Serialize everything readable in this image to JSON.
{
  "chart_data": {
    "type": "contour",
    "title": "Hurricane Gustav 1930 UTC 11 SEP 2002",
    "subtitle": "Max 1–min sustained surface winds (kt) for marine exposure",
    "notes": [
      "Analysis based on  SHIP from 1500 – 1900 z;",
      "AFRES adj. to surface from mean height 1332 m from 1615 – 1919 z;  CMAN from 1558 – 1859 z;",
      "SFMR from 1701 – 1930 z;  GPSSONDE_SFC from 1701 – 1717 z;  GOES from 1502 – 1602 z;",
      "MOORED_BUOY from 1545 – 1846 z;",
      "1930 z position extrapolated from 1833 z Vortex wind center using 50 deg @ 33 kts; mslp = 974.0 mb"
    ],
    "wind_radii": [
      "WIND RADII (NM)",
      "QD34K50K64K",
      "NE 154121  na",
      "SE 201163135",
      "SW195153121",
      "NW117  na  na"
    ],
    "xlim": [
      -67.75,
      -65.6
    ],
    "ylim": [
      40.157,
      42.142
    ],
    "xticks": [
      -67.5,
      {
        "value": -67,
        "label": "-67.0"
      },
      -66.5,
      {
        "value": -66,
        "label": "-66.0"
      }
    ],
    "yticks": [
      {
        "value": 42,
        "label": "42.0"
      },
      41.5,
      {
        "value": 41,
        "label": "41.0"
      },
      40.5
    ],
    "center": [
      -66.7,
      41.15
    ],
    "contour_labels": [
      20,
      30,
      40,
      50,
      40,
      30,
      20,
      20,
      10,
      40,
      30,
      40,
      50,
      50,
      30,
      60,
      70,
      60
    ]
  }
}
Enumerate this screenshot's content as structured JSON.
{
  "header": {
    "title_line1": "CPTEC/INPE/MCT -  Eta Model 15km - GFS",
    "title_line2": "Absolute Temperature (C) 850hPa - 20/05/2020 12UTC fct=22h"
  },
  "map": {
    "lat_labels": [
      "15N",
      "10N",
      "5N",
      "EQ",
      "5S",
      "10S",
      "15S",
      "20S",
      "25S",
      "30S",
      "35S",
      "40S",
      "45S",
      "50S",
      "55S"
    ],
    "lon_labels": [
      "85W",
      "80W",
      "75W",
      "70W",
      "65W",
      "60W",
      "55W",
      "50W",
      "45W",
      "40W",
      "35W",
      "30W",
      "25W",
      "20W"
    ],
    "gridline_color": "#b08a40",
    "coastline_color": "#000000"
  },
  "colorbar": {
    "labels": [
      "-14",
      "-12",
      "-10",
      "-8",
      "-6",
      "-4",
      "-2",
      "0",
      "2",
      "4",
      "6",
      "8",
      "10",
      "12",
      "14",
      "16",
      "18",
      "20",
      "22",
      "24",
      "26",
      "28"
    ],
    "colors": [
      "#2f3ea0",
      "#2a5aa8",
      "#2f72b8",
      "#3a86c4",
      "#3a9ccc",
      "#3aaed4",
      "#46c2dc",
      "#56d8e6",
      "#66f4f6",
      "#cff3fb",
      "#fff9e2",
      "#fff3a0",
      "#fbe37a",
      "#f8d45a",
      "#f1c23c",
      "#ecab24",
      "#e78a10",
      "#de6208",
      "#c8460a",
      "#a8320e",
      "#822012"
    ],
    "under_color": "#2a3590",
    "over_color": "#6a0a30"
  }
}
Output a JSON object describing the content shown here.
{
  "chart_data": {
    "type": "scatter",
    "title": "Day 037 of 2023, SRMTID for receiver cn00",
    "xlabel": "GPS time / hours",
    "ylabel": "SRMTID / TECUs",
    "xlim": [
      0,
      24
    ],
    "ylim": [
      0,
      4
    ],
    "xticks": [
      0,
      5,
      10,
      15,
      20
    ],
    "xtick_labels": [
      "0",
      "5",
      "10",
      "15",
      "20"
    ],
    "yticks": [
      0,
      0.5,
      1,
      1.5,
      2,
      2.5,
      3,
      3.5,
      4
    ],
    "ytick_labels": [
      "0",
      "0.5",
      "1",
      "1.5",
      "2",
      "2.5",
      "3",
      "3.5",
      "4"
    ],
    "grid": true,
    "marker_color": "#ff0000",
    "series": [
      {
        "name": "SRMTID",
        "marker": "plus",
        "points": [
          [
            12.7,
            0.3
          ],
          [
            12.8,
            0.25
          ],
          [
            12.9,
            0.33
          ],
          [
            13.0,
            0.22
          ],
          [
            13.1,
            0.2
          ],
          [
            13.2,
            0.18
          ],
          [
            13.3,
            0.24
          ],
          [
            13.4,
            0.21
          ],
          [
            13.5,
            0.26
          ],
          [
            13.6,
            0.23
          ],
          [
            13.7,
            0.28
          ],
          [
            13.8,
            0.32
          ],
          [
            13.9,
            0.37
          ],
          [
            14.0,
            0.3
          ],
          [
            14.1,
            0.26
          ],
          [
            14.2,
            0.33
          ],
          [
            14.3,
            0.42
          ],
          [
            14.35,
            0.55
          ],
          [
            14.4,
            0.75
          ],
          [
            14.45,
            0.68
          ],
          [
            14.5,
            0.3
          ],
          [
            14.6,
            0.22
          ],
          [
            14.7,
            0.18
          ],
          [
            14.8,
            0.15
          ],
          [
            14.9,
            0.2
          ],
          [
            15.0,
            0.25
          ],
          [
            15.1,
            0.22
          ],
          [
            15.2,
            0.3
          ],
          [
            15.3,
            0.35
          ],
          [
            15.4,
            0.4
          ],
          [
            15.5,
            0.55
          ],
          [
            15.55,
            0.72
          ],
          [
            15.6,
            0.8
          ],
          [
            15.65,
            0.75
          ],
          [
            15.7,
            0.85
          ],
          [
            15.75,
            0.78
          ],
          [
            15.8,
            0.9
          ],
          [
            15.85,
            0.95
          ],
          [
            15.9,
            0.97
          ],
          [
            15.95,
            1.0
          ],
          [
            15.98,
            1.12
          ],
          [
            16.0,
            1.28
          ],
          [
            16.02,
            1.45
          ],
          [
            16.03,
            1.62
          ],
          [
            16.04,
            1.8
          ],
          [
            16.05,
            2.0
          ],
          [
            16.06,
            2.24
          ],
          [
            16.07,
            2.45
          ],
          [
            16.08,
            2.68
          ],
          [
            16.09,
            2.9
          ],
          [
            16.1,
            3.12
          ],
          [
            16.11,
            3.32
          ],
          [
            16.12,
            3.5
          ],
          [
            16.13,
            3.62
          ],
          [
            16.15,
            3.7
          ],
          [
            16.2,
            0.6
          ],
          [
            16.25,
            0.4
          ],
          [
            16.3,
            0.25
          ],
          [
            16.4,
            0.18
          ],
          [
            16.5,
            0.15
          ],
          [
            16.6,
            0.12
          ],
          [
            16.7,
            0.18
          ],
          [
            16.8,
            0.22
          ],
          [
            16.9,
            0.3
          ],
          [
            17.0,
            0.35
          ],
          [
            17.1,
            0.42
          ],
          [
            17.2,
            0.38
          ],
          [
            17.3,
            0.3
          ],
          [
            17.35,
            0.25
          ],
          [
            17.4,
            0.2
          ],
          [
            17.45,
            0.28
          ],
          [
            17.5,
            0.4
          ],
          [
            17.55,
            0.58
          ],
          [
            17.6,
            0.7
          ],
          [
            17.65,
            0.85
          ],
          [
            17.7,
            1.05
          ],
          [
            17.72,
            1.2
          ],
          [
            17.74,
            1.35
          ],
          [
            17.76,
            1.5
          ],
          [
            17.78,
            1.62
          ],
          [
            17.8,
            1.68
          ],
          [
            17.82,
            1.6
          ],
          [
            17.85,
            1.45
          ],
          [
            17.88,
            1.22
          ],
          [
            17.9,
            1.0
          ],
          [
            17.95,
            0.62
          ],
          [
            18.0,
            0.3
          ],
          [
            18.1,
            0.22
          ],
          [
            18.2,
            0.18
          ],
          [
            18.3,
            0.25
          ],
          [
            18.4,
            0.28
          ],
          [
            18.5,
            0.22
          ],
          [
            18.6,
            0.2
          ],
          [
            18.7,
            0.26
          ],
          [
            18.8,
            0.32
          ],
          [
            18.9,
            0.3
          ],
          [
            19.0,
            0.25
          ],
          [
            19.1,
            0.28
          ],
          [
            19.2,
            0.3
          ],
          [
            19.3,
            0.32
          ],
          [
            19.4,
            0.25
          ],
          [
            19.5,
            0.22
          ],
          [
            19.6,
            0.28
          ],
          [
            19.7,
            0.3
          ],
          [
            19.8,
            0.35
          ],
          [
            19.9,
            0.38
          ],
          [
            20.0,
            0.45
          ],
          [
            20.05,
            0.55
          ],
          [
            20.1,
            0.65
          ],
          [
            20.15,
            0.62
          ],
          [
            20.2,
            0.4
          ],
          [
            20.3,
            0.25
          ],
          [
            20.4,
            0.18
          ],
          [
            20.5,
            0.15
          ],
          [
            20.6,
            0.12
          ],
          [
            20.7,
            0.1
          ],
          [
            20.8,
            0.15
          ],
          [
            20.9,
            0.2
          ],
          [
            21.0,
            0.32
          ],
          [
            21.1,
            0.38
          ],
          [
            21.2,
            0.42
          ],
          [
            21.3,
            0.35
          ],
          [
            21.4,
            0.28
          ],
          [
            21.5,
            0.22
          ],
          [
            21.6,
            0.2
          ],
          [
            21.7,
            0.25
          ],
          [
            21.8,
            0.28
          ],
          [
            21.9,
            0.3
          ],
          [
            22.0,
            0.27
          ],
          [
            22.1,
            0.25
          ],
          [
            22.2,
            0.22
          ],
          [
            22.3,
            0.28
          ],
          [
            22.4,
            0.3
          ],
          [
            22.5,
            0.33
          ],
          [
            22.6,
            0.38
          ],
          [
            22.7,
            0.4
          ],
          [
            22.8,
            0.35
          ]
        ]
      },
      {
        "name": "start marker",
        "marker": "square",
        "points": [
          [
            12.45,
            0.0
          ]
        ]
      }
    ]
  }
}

━━━━

Stated problem » Using the material above, state how many lines include the string "from". Answer with a single number.

Answer in full » 5